**REQUIRED WORK:** Copy each line exactly.

**DATA FOR PROCESSING:**
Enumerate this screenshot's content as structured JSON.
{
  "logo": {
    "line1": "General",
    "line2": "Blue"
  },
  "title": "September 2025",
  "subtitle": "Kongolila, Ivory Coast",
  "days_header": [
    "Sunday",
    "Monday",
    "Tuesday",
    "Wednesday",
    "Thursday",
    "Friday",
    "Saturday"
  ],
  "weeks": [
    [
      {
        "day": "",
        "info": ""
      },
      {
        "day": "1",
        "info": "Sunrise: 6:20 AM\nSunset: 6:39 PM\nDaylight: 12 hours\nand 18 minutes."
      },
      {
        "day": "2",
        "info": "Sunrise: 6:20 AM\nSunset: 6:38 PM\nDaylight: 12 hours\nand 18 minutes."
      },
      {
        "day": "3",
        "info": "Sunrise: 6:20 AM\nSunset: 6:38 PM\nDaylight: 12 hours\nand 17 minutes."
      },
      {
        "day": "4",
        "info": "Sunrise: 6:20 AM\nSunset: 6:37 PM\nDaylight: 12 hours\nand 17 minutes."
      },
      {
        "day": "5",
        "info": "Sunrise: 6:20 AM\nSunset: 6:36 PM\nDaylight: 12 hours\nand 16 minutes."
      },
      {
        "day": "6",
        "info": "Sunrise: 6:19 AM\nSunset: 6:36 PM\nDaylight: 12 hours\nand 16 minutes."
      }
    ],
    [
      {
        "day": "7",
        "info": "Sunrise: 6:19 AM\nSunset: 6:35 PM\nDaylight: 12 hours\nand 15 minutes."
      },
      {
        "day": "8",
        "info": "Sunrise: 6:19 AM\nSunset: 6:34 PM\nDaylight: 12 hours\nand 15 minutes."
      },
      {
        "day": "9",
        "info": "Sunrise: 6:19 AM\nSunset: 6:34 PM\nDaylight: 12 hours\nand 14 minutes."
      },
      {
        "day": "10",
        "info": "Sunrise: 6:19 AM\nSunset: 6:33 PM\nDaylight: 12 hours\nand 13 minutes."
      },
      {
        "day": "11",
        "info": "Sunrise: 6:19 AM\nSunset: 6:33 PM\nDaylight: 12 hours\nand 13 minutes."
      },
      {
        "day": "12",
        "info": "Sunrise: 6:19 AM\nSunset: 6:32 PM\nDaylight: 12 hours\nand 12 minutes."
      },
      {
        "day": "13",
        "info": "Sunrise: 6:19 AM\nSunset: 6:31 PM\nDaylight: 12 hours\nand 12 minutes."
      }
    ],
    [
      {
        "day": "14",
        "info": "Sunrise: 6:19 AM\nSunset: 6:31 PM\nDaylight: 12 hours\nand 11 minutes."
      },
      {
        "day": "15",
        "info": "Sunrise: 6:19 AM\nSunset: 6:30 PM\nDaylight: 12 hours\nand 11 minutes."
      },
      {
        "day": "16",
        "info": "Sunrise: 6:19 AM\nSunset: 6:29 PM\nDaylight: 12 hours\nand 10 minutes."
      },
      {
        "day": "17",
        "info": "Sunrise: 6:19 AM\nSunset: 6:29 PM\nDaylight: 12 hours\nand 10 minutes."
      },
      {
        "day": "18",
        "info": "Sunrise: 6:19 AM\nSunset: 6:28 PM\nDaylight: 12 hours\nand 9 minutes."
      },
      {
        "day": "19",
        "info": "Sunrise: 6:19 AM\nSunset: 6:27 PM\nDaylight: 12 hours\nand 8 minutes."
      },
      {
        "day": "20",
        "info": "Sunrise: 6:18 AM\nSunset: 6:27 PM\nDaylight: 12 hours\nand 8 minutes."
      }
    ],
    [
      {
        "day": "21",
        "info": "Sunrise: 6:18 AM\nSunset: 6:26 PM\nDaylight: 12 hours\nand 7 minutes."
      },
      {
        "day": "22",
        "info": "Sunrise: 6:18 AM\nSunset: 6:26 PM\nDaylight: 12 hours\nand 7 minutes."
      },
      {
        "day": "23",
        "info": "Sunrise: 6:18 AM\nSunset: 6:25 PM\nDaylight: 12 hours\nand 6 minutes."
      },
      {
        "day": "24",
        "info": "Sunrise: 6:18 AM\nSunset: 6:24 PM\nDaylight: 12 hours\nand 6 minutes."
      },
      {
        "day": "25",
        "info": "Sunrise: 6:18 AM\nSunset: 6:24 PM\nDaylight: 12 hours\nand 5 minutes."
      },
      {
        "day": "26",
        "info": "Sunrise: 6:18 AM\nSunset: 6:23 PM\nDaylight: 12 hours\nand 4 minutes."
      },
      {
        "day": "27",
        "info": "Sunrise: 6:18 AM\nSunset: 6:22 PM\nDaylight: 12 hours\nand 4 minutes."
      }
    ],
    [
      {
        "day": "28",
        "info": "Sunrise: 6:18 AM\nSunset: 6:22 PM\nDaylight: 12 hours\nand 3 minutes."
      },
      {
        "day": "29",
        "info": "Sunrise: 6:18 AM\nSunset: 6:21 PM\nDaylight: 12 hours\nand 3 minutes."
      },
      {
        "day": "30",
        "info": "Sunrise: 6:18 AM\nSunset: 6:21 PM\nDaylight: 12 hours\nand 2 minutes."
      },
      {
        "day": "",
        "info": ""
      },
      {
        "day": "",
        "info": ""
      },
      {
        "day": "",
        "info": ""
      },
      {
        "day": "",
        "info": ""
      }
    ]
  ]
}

**SOLUTION TO THIS EXERCISE:**
Enumerate this screenshot's content as structured JSON.
{
  "logo": {
    "line1": "General",
    "line2": "Blue"
  },
  "title": "September 2025",
  "subtitle": "Kongolila, Ivory Coast",
  "days_header": [
    "Sunday",
    "Monday",
    "Tuesday",
    "Wednesday",
    "Thursday",
    "Friday",
    "Saturday"
  ],
  "weeks": [
    [
      {
        "day": "",
        "info": ""
      },
      {
        "day": "1",
        "info": "Sunrise: 6:20 AM\nSunset: 6:39 PM\nDaylight: 12 hours\nand 18 minutes."
      },
      {
        "day": "2",
        "info": "Sunrise: 6:20 AM\nSunset: 6:38 PM\nDaylight: 12 hours\nand 18 minutes."
      },
      {
        "day": "3",
        "info": "Sunrise: 6:20 AM\nSunset: 6:38 PM\nDaylight: 12 hours\nand 17 minutes."
      },
      {
        "day": "4",
        "info": "Sunrise: 6:20 AM\nSunset: 6:37 PM\nDaylight: 12 hours\nand 17 minutes."
      },
      {
        "day": "5",
        "info": "Sunrise: 6:20 AM\nSunset: 6:36 PM\nDaylight: 12 hours\nand 16 minutes."
      },
      {
        "day": "6",
        "info": "Sunrise: 6:19 AM\nSunset: 6:36 PM\nDaylight: 12 hours\nand 16 minutes."
      }
    ],
    [
      {
        "day": "7",
        "info": "Sunrise: 6:19 AM\nSunset: 6:35 PM\nDaylight: 12 hours\nand 15 minutes."
      },
      {
        "day": "8",
        "info": "Sunrise: 6:19 AM\nSunset: 6:34 PM\nDaylight: 12 hours\nand 15 minutes."
      },
      {
        "day": "9",
        "info": "Sunrise: 6:19 AM\nSunset: 6:34 PM\nDaylight: 12 hours\nand 14 minutes."
      },
      {
        "day": "10",
        "info": "Sunrise: 6:19 AM\nSunset: 6:33 PM\nDaylight: 12 hours\nand 13 minutes."
      },
      {
        "day": "11",
        "info": "Sunrise: 6:19 AM\nSunset: 6:33 PM\nDaylight: 12 hours\nand 13 minutes."
      },
      {
        "day": "12",
        "info": "Sunrise: 6:19 AM\nSunset: 6:32 PM\nDaylight: 12 hours\nand 12 minutes."
      },
      {
        "day": "13",
        "info": "Sunrise: 6:19 AM\nSunset: 6:31 PM\nDaylight: 12 hours\nand 12 minutes."
      }
    ],
    [
      {
        "day": "14",
        "info": "Sunrise: 6:19 AM\nSunset: 6:31 PM\nDaylight: 12 hours\nand 11 minutes."
      },
      {
        "day": "15",
        "info": "Sunrise: 6:19 AM\nSunset: 6:30 PM\nDaylight: 12 hours\nand 11 minutes."
      },
      {
        "day": "16",
        "info": "Sunrise: 6:19 AM\nSunset: 6:29 PM\nDaylight: 12 hours\nand 10 minutes."
      },
      {
        "day": "17",
        "info": "Sunrise: 6:19 AM\nSunset: 6:29 PM\nDaylight: 12 hours\nand 10 minutes."
      },
      {
        "day": "18",
        "info": "Sunrise: 6:19 AM\nSunset: 6:28 PM\nDaylight: 12 hours\nand 9 minutes."
      },
      {
        "day": "19",
        "info": "Sunrise: 6:19 AM\nSunset: 6:27 PM\nDaylight: 12 hours\nand 8 minutes."
      },
      {
        "day": "20",
        "info": "Sunrise: 6:18 AM\nSunset: 6:27 PM\nDaylight: 12 hours\nand 8 minutes."
      }
    ],
    [
      {
        "day": "21",
        "info": "Sunrise: 6:18 AM\nSunset: 6:26 PM\nDaylight: 12 hours\nand 7 minutes."
      },
      {
        "day": "22",
        "info": "Sunrise: 6:18 AM\nSunset: 6:26 PM\nDaylight: 12 hours\nand 7 minutes."
      },
      {
        "day": "23",
        "info": "Sunrise: 6:18 AM\nSunset: 6:25 PM\nDaylight: 12 hours\nand 6 minutes."
      },
      {
        "day": "24",
        "info": "Sunrise: 6:18 AM\nSunset: 6:24 PM\nDaylight: 12 hours\nand 6 minutes."
      },
      {
        "day": "25",
        "info": "Sunrise: 6:18 AM\nSunset: 6:24 PM\nDaylight: 12 hours\nand 5 minutes."
      },
      {
        "day": "26",
        "info": "Sunrise: 6:18 AM\nSunset: 6:23 PM\nDaylight: 12 hours\nand 4 minutes."
      },
      {
        "day": "27",
        "info": "Sunrise: 6:18 AM\nSunset: 6:22 PM\nDaylight: 12 hours\nand 4 minutes."
      }
    ],
    [
      {
        "day": "28",
        "info": "Sunrise: 6:18 AM\nSunset: 6:22 PM\nDaylight: 12 hours\nand 3 minutes."
      },
      {
        "day": "29",
        "info": "Sunrise: 6:18 AM\nSunset: 6:21 PM\nDaylight: 12 hours\nand 3 minutes."
      },
      {
        "day": "30",
        "info": "Sunrise: 6:18 AM\nSunset: 6:21 PM\nDaylight: 12 hours\nand 2 minutes."
      },
      {
        "day": "",
        "info": ""
      },
      {
        "day": "",
        "info": ""
      },
      {
        "day": "",
        "info": ""
      },
      {
        "day": "",
        "info": ""
      }
    ]
  ]
}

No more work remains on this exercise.